Challenge: State the number of lines in these records holding "Bamberger". Say nothing more.

Data for this task:
------------------------------------------------

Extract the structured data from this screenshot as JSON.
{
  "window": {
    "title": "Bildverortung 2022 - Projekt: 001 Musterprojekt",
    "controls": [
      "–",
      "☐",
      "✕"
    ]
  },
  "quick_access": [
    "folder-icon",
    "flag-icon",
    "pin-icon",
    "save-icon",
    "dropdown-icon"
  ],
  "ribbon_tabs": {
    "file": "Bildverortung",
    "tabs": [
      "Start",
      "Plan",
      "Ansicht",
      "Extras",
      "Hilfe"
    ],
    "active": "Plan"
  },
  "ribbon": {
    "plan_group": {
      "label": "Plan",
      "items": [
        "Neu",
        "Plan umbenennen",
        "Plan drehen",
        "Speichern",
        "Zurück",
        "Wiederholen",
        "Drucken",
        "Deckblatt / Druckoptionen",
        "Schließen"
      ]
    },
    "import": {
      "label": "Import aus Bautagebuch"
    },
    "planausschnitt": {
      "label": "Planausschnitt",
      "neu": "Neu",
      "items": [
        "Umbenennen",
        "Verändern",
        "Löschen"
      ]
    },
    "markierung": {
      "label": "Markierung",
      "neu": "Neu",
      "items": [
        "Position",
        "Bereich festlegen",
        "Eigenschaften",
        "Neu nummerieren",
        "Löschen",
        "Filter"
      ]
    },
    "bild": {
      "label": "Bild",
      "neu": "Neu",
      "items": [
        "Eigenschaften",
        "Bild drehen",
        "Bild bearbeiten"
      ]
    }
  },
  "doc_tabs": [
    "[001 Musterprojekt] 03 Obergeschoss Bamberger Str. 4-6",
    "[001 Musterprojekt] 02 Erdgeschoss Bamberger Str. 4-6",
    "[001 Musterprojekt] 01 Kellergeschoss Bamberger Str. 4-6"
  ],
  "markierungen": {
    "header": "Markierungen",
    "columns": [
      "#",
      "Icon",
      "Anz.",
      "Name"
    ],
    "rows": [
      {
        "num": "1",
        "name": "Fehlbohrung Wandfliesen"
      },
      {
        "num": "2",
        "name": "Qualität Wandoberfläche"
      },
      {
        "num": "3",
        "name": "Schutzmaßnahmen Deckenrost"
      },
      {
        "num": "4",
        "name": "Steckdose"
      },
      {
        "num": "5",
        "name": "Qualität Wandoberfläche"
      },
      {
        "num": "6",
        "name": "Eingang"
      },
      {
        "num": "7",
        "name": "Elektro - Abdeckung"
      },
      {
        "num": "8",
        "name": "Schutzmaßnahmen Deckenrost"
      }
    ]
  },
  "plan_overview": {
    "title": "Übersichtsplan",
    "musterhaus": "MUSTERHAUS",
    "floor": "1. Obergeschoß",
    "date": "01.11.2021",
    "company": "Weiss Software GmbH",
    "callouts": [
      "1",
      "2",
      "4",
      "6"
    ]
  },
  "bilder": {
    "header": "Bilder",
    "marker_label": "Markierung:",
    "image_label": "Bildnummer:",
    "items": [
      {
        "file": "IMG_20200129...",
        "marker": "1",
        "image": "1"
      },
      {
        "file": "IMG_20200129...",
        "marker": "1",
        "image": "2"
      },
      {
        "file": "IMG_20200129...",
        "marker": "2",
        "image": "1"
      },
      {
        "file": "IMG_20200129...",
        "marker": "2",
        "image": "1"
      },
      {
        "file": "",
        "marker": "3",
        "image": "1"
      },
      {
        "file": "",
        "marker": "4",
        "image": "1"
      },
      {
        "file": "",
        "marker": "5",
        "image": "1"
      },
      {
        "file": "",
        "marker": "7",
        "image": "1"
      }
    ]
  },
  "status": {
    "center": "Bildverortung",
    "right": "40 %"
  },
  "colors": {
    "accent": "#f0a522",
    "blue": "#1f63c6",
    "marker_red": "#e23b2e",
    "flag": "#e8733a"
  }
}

------------------------------------------------

Solution to this exercise: 3